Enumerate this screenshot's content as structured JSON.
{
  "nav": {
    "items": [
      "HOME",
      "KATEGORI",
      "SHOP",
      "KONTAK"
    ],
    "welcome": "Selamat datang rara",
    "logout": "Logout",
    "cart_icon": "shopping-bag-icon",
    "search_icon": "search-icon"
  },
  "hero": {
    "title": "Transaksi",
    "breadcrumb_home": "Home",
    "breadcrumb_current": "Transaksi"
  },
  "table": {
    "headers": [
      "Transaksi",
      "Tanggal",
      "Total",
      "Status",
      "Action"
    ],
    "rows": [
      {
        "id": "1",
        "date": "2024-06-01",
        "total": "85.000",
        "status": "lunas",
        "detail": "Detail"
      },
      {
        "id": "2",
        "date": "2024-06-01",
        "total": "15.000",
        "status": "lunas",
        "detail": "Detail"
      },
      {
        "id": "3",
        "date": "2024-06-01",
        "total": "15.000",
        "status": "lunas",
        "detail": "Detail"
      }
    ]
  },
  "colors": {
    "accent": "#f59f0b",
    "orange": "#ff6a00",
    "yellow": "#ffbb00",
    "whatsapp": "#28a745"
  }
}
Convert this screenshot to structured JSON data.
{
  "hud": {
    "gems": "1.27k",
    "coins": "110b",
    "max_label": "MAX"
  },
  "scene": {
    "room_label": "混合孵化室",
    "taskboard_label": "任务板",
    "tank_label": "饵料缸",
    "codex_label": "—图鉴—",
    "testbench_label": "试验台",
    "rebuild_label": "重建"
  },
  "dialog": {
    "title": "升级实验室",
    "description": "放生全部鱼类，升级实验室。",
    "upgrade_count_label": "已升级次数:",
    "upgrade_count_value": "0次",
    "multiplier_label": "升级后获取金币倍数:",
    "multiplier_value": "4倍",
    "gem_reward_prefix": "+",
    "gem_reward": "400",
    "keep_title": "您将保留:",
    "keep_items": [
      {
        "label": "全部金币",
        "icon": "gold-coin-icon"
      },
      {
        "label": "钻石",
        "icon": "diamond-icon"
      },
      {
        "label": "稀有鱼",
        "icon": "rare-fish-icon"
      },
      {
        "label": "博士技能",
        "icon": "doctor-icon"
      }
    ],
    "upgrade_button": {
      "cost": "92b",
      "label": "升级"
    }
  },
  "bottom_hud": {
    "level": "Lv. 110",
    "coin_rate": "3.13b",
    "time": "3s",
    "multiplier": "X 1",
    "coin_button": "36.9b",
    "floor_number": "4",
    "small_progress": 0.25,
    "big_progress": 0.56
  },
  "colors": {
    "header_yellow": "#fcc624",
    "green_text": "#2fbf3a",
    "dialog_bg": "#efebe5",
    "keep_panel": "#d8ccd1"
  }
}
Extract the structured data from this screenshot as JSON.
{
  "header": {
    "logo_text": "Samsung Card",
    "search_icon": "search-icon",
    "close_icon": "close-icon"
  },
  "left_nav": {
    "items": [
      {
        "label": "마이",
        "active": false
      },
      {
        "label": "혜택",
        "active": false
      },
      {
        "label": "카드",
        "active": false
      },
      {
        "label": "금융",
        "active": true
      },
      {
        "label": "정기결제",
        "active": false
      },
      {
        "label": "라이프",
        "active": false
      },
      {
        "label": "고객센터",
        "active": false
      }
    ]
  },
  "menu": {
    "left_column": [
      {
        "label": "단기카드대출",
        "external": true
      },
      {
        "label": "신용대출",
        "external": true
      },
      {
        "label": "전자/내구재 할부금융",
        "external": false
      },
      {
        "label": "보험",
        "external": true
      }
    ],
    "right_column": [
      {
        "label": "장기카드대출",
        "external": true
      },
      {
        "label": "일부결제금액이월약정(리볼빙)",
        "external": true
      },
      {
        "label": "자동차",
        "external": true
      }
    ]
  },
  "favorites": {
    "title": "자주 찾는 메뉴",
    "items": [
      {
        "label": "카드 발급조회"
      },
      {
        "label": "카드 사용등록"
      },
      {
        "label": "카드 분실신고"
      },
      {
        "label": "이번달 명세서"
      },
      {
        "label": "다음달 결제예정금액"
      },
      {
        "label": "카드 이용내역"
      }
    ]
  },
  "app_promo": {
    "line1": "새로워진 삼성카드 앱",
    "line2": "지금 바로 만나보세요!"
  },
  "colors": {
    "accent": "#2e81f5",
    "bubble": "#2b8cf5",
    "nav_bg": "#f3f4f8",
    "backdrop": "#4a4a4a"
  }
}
☆ ☆ ☆ ☆ ☆ ☆ ☆
Stated goal: Scan the lines for the string "JSON". Copy out each line that matches.

Task solution:
Enumerate this screenshot's content as structured JSON.
Convert this screenshot to structured JSON data.
Extract the structured data from this screenshot as JSON.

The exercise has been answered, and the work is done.